中国の製造業は、政府主導の改革によって製造力と製品競争力が増し、販売力も相まってシェアを伸ばしている。その成果は「新質生産力」と呼ぶイノベーション主導で高い品質を追求する政策の進展を物語っている。今回は、中国製造業の強みを見てみたい。

 2025年、中国政府による「中国製造2025」が最終年を迎え、目標の9割近くを達成したと分析されている。スマートフォンの「Xiaomi」や「OPPO」、ネットワーク製品などの「Hauwei」、PCの「Lenovo」、家電の「Haier」、EV(Electric Vehicle:電気自動車)の「BYD」など、世界に通用するブランドも増えている。

 これらを生産する製造工場もスマートファクトリー化が進んでいる。世界経済フォーラム(WEF:World Economic Forum)は米コンサルティング会社のMcKinsey&Companyと共同で、財政や運用で成功したデジタル化の先進工場を「Lighthouse」として選定している。2023年12月に選出された153工場のうち62カ所が中国内の工場だった。2024年10月の選出では22工場のうち12が中国内の工場である。

政府主導の「中国製造2025」が成果を挙げている理由

 中国製造2025は、中国政府が自国の製造業を発展させるために、2015年7月に打ち出した戦略だ。その変革の中心は、大量生産から高付加価値化への転換と、品質の高い製品の生産、製造過程における環境負荷の軽減、および製造現場をインターネット技術と融合しデジタル化を目指すDX(デジタルトランスフォーメーション)である。

 変革を成功させるためには、明確な目標、イノベーション、推進体制、プラットフォーム、人材が重要である。中国製造2025における、それぞれの動きを見てみたい。

目標設定

 中国製造2025が掲げる目標は「2025年までに製造強国へ仲間入りし、2035年までに製造強国の中位へ到達し、2049年までに製造強国のリーダー的な地位を確立する」というものだ。注力すべき戦略分野として、10の製品分野を掲げている(図1)。今後の成長が期待されている分野や重要性が増していく分野をカバーしている。

図1:「中国製造2025」の重大分野に掲げる10大産業

 それぞれの分野に具体的な目標が設定されている。例えば、中国製品のシェアに関して、5G(第5世代移動通信システム)では中国市場で80%、世界市場で40%が目標である。産業用ロボットでは2025年に導入シェア70%を目標にする。高い目標を設定し、その実現に注力することで成果を上げてきた。
##############################
やること:
1) 原文の「中国製造2025は、中国政府が自国の製造業を発展させるために、2015年7月に打ち出した戦略だ。」という一文を英語に訳してください。
2) 原文によると、中国製造2025はどのようにして成果を上げてきたのか、1〜3文で説明してください。
3) 中国製造業について述べた原文の続きを、最後の文の後から書き進めてください。
記録は原文とは別の資料です。

記載項目:
##############################
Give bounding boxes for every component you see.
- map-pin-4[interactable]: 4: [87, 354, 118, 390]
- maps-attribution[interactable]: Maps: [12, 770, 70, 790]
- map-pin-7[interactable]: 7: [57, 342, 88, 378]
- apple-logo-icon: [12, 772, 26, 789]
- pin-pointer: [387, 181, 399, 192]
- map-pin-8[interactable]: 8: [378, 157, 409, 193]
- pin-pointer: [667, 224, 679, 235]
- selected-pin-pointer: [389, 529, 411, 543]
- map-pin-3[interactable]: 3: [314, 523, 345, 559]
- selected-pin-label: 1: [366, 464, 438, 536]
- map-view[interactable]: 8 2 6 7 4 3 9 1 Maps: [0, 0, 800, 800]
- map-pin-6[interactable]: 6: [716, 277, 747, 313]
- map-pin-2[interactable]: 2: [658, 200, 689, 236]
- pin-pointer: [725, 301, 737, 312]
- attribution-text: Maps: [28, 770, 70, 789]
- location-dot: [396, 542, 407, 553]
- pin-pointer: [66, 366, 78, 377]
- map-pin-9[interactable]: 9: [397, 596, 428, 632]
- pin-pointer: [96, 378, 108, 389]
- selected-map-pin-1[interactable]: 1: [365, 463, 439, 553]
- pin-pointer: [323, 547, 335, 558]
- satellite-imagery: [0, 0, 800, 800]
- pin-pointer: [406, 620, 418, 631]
##############################
演習の結果:
1) China Manufacturing 2025 is a strategy that the Chinese government launched in July 2015 to develop the country's manufacturing industry.

2) 各分野に具体的で高い目標を設定し、その実現に注力したことで成果を上げてきた。例えば、5Gでは中国市場で80%、世界市場で40%のシェアを目標とし、産業用ロボットでは2025年に導入シェア70%を目標にしている。

3)
 苦戦している分野もある。米国の規制により後れを取った半導体の自給率は2023年時点で23%に留まっている。2027年には27%に達すると予測されているものの、2025年に70%という目標には達していない(米TechInsights調べ)。ただ、Hauweiがスマホに中国製5G半導体を搭載するなど技術力は上がっており、半導体自給率の向上に注力している。

 世界的な競争が激化しているAI(人工知能)に関しては、2017年の「次世代AI発展計画」に基づいて開発を進め、金融や医療、教育、EC(電子商取引)、自動運転など多くの分野で実装を進めている。米国にリードされていた生成AI領域でも、低コストで高性能な「DeepSeek」の開発により追いつき、オープンソース化によって発展していくものと思われる。

 個別の製品や製品分野だけでなく、製造方法や仕組み、ビジネスモデルの変革も目指している(図2)。これを見ると、単に品質の高い製品を生産するだけでなく、製品設計のイノベーションから製品ブランド力の向上まで、開発・製造・デリバリーを全体的に国際化し、そのレベルの向上を目指していることが分かる。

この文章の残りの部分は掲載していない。